▶ [AVAILABLE RECORDS]
::::

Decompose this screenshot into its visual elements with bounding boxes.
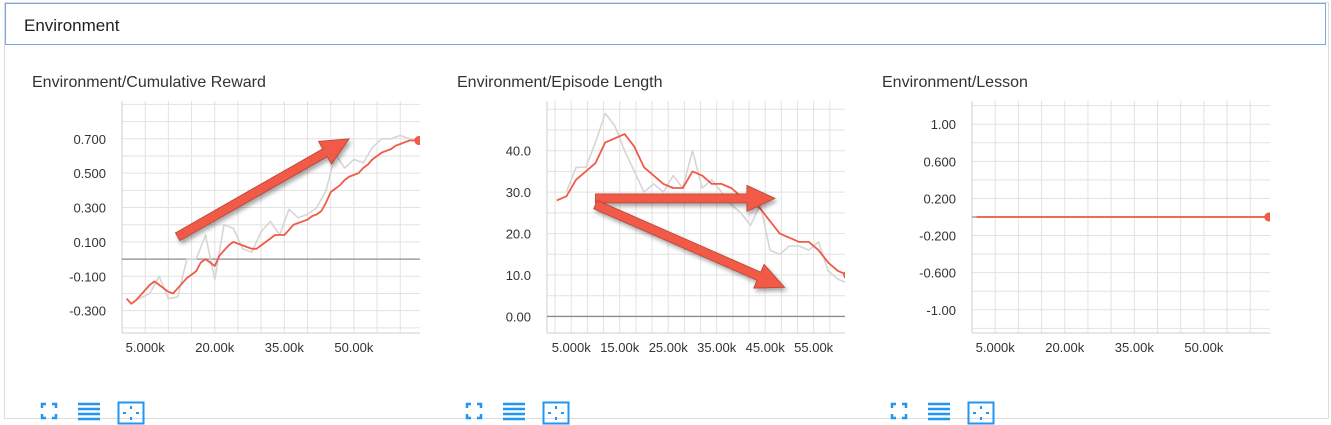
x-tick-label: 35.00k xyxy=(265,340,305,355)
section-title: Environment xyxy=(24,16,120,35)
fullscreen-icon xyxy=(890,402,908,420)
chart-card-episode-length: Environment/Episode Length 40.0 30.0 20.0 1… xyxy=(430,55,845,425)
y-tick-label: 0.100 xyxy=(73,235,106,250)
x-tick-label: 20.00k xyxy=(195,340,235,355)
fit-domain-icon xyxy=(967,401,995,425)
annotation-arrow xyxy=(595,184,776,213)
x-tick-label: 20.00k xyxy=(1045,340,1085,355)
last-point-marker xyxy=(1264,212,1270,222)
fullscreen-button[interactable] xyxy=(39,361,67,420)
chart-title: Environment/Cumulative Reward xyxy=(32,74,266,91)
list-icon xyxy=(928,402,950,421)
fit-domain-button[interactable] xyxy=(967,361,995,425)
y-tick-label: 10.0 xyxy=(506,268,531,283)
y-tick-label: 20.0 xyxy=(506,227,531,242)
toggle-log-button[interactable] xyxy=(502,361,530,421)
fit-domain-button[interactable] xyxy=(542,361,570,425)
x-tick-label: 15.00k xyxy=(600,340,640,355)
x-tick-label: 5.000k xyxy=(126,340,166,355)
x-tick-label: 45.00k xyxy=(746,340,786,355)
list-icon xyxy=(78,402,100,421)
y-tick-label: -0.600 xyxy=(919,266,956,281)
y-tick-label: 1.00 xyxy=(931,117,956,132)
annotation-arrow xyxy=(593,199,786,289)
chart-episode-length[interactable]: 40.0 30.0 20.0 10.0 0.00 5.000k 15.00k 25.00k 35… xyxy=(430,95,845,360)
last-point-marker xyxy=(843,271,845,279)
fit-domain-button[interactable] xyxy=(117,361,145,425)
chart-cumulative-reward[interactable]: 0.700 0.500 0.300 0.100 -0.100 -0.300 5.000k 20… xyxy=(5,95,420,360)
smoothed-series-line xyxy=(556,133,845,275)
x-tick-label: 50.00k xyxy=(1184,340,1224,355)
chart-lesson[interactable]: 1.00 0.600 0.200 -0.200 -0.600 -1.00 5.000k 20.… xyxy=(855,95,1270,360)
y-tick-label: 0.500 xyxy=(73,166,106,181)
raw-series-line xyxy=(565,112,845,284)
section-header[interactable]: Environment xyxy=(5,3,1326,45)
environment-section: Environment Environment/Cumulative Rewar… xyxy=(4,2,1329,425)
last-point-marker xyxy=(414,136,420,146)
x-tick-label: 50.00k xyxy=(334,340,374,355)
y-tick-label: -0.300 xyxy=(69,304,106,319)
raw-series-line xyxy=(135,134,419,302)
x-tick-label: 35.00k xyxy=(697,340,737,355)
fullscreen-button[interactable] xyxy=(889,361,917,420)
x-tick-label: 5.000k xyxy=(976,340,1016,355)
x-tick-label: 5.000k xyxy=(552,340,592,355)
x-tick-label: 25.00k xyxy=(649,340,689,355)
x-tick-label: 35.00k xyxy=(1115,340,1155,355)
chart-title: Environment/Episode Length xyxy=(457,74,663,91)
y-tick-label: 30.0 xyxy=(506,185,531,200)
y-tick-label: 0.600 xyxy=(923,154,956,169)
grid xyxy=(121,101,420,333)
y-tick-label: -0.200 xyxy=(919,229,956,244)
chart-title: Environment/Lesson xyxy=(882,74,1028,91)
y-tick-label: 0.200 xyxy=(923,191,956,206)
fit-domain-icon xyxy=(542,401,570,425)
y-tick-label: 40.0 xyxy=(506,144,531,159)
chart-card-lesson: Environment/Lesson 1.00 0.600 0.200 -0.200 -… xyxy=(855,55,1270,425)
smoothed-series-line xyxy=(125,139,419,305)
toggle-log-button[interactable] xyxy=(77,361,105,421)
x-tick-label: 55.00k xyxy=(794,340,834,355)
y-tick-label: 0.700 xyxy=(73,132,106,147)
y-tick-label: 0.00 xyxy=(506,309,531,324)
annotation-arrow xyxy=(174,138,351,242)
list-icon xyxy=(503,402,525,421)
chart-card-cumulative-reward: Environment/Cumulative Reward 0.700 0.500… xyxy=(5,55,420,425)
fullscreen-button[interactable] xyxy=(464,361,492,420)
grid xyxy=(547,101,845,333)
fullscreen-icon xyxy=(40,402,58,420)
fullscreen-icon xyxy=(465,402,483,420)
y-tick-label: -0.100 xyxy=(69,269,106,284)
y-tick-label: -1.00 xyxy=(926,303,956,318)
y-tick-label: 0.300 xyxy=(73,201,106,216)
toggle-log-button[interactable] xyxy=(927,361,955,421)
fit-domain-icon xyxy=(117,401,145,425)
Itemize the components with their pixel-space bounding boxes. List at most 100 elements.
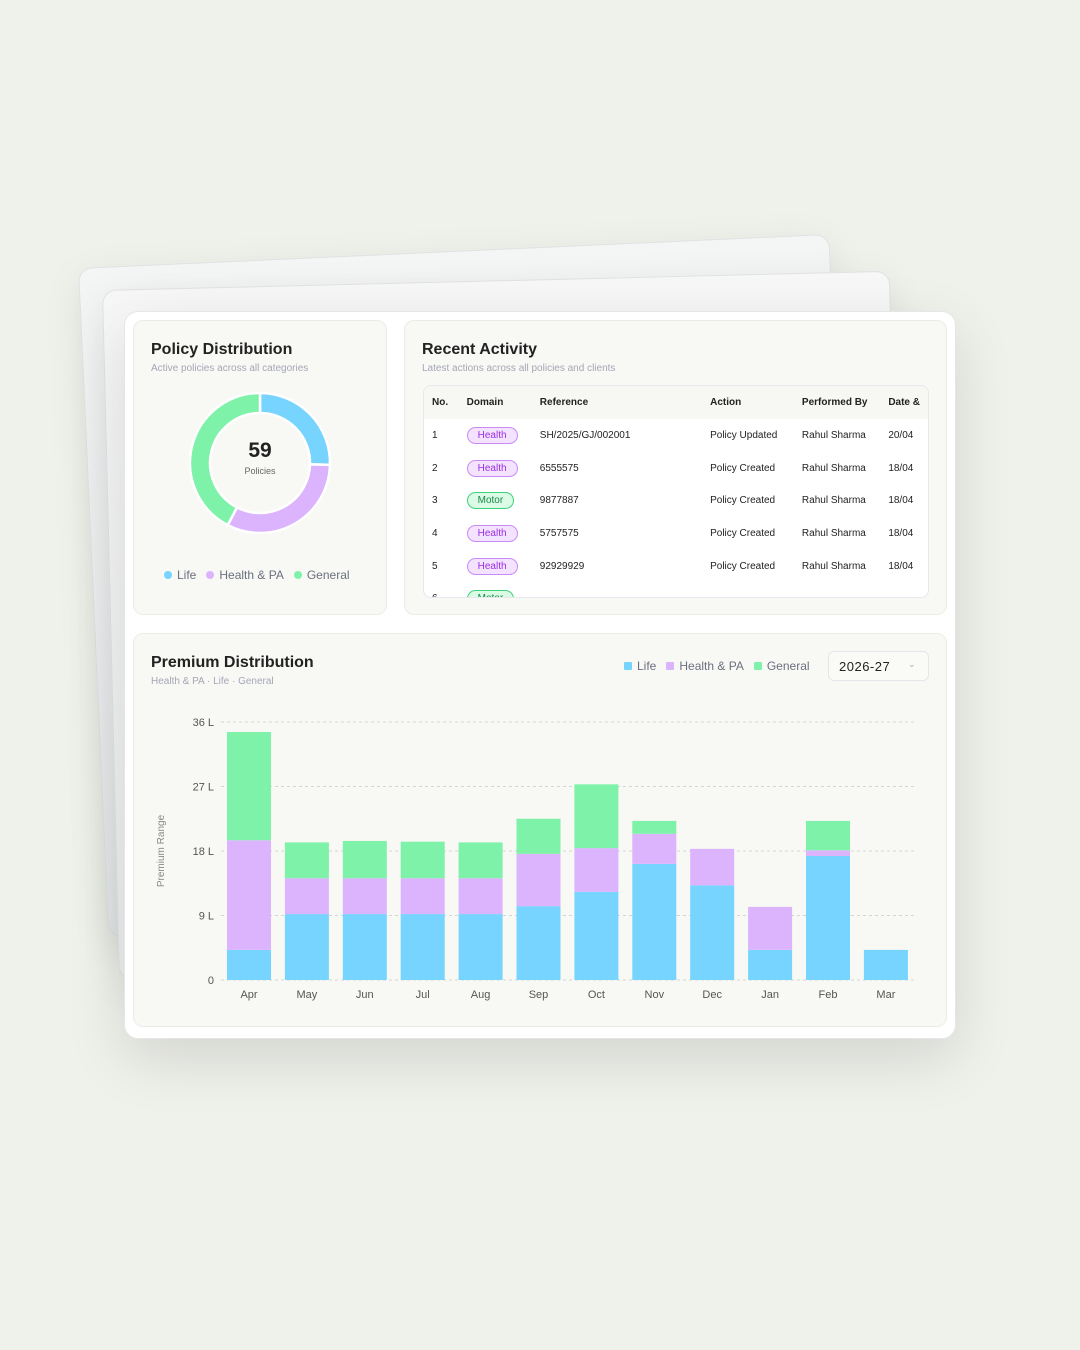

::::

▶ [WRITTEN EXERCISE]
Put every line of the data above into a Markdown table with the columns Line and Text. Number the rows in the Line column, and leave out blank lines and the pictures.

▶ [WRITTEN ANSWER]
| Line | Text |
|---|---|
| 1 | Decompose this screenshot into its visual elements with bounding boxes. |
| 2 | x-tick-label: 35.00k xyxy=(265,340,305,355) |
| 3 | section-title: Environment xyxy=(24,16,120,35) |
| 4 | fullscreen-icon xyxy=(890,402,908,420) |
| 5 | chart-card-episode-length: Environment/Episode Length 40.0 30.0 20.0 1… xyxy=(430,55,845,425) |
| 6 | y-tick-label: 0.100 xyxy=(73,235,106,250) |
| 7 | x-tick-label: 20.00k xyxy=(195,340,235,355) |
| 8 | fit-domain-icon xyxy=(967,401,995,425) |
| 9 | annotation-arrow xyxy=(595,184,776,213) |
| 10 | x-tick-label: 20.00k xyxy=(1045,340,1085,355) |
| 11 | last-point-marker xyxy=(1264,212,1270,222) |
| 12 | fullscreen-button[interactable] xyxy=(39,361,67,420) |
| 13 | chart-title: Environment/Cumulative Reward xyxy=(32,74,266,91) |
| 14 | list-icon xyxy=(928,402,950,421) |
| 15 | fit-domain-button[interactable] xyxy=(967,361,995,425) |
| 16 | y-tick-label: 10.0 xyxy=(506,268,531,283) |
| 17 | y-tick-label: 20.0 xyxy=(506,227,531,242) |
| 18 | toggle-log-button[interactable] xyxy=(502,361,530,421) |
| 19 | fit-domain-button[interactable] xyxy=(542,361,570,425) |
| 20 | x-tick-label: 15.00k xyxy=(600,340,640,355) |
| 21 | x-tick-label: 5.000k xyxy=(126,340,166,355) |
| 22 | x-tick-label: 45.00k xyxy=(746,340,786,355) |
| 23 | list-icon xyxy=(78,402,100,421) |
| 24 | y-tick-label: -0.600 xyxy=(919,266,956,281) |
| 25 | y-tick-label: 1.00 xyxy=(931,117,956,132) |
| 26 | annotation-arrow xyxy=(593,199,786,289) |
| 27 | chart-episode-length[interactable]: 40.0 30.0 20.0 10.0 0.00 5.000k 15.00k 25.00k 35… xyxy=(430,95,845,360) |
| 28 | last-point-marker xyxy=(843,271,845,279) |
| 29 | fit-domain-button[interactable] xyxy=(117,361,145,425) |
| 30 | chart-cumulative-reward[interactable]: 0.700 0.500 0.300 0.100 -0.100 -0.300 5.000k 20… xyxy=(5,95,420,360) |
| 31 | smoothed-series-line xyxy=(556,133,845,275) |
| 32 | x-tick-label: 50.00k xyxy=(1184,340,1224,355) |
| 33 | chart-lesson[interactable]: 1.00 0.600 0.200 -0.200 -0.600 -1.00 5.000k 20.… xyxy=(855,95,1270,360) |
| 34 | y-tick-label: 0.500 xyxy=(73,166,106,181) |
| 35 | raw-series-line xyxy=(565,112,845,284) |
| 36 | section-header[interactable]: Environment xyxy=(5,3,1326,45) |
| 37 | environment-section: Environment Environment/Cumulative Rewar… xyxy=(4,2,1329,425) |
| 38 | last-point-marker xyxy=(414,136,420,146) |
| 39 | x-tick-label: 50.00k xyxy=(334,340,374,355) |
| 40 | y-tick-label: -0.300 xyxy=(69,304,106,319) |
| 41 | raw-series-line xyxy=(135,134,419,302) |
| 42 | x-tick-label: 35.00k xyxy=(697,340,737,355) |
| 43 | fullscreen-button[interactable] xyxy=(889,361,917,420) |
| 44 | x-tick-label: 5.000k xyxy=(976,340,1016,355) |
| 45 | x-tick-label: 5.000k xyxy=(552,340,592,355) |
| 46 | x-tick-label: 25.00k xyxy=(649,340,689,355) |
| 47 | x-tick-label: 35.00k xyxy=(1115,340,1155,355) |
| 48 | chart-title: Environment/Episode Length xyxy=(457,74,663,91) |
| 49 | y-tick-label: 30.0 xyxy=(506,185,531,200) |
| 50 | y-tick-label: 0.600 xyxy=(923,154,956,169) |
| 51 | grid xyxy=(121,101,420,333) |
| 52 | y-tick-label: -0.200 xyxy=(919,229,956,244) |
| 53 | chart-title: Environment/Lesson xyxy=(882,74,1028,91) |
| 54 | y-tick-label: 0.200 xyxy=(923,191,956,206) |
| 55 | fit-domain-icon xyxy=(542,401,570,425) |
| 56 | y-tick-label: 40.0 xyxy=(506,144,531,159) |
| 57 | chart-card-lesson: Environment/Lesson 1.00 0.600 0.200 -0.200 -… xyxy=(855,55,1270,425) |
| 58 | smoothed-series-line xyxy=(125,139,419,305) |
| 59 | toggle-log-button[interactable] xyxy=(77,361,105,421) |
| 60 | x-tick-label: 55.00k xyxy=(794,340,834,355) |
| 61 | y-tick-label: 0.700 xyxy=(73,132,106,147) |
| 62 | y-tick-label: 0.00 xyxy=(506,309,531,324) |
| 63 | annotation-arrow xyxy=(174,138,351,242) |
| 64 | list-icon xyxy=(503,402,525,421) |
| 65 | chart-card-cumulative-reward: Environment/Cumulative Reward 0.700 0.500… xyxy=(5,55,420,425) |
| 66 | fullscreen-button[interactable] xyxy=(464,361,492,420) |
| 67 | grid xyxy=(547,101,845,333) |
| 68 | fullscreen-icon xyxy=(40,402,58,420) |
| 69 | fullscreen-icon xyxy=(465,402,483,420) |
| 70 | y-tick-label: -0.100 xyxy=(69,269,106,284) |
| 71 | y-tick-label: -1.00 xyxy=(926,303,956,318) |
| 72 | y-tick-label: 0.300 xyxy=(73,201,106,216) |
| 73 | toggle-log-button[interactable] xyxy=(927,361,955,421) |
| 74 | fit-domain-icon xyxy=(117,401,145,425) |
| 75 | Itemize the components with their pixel-space bounding boxes. List at most 100 elements. |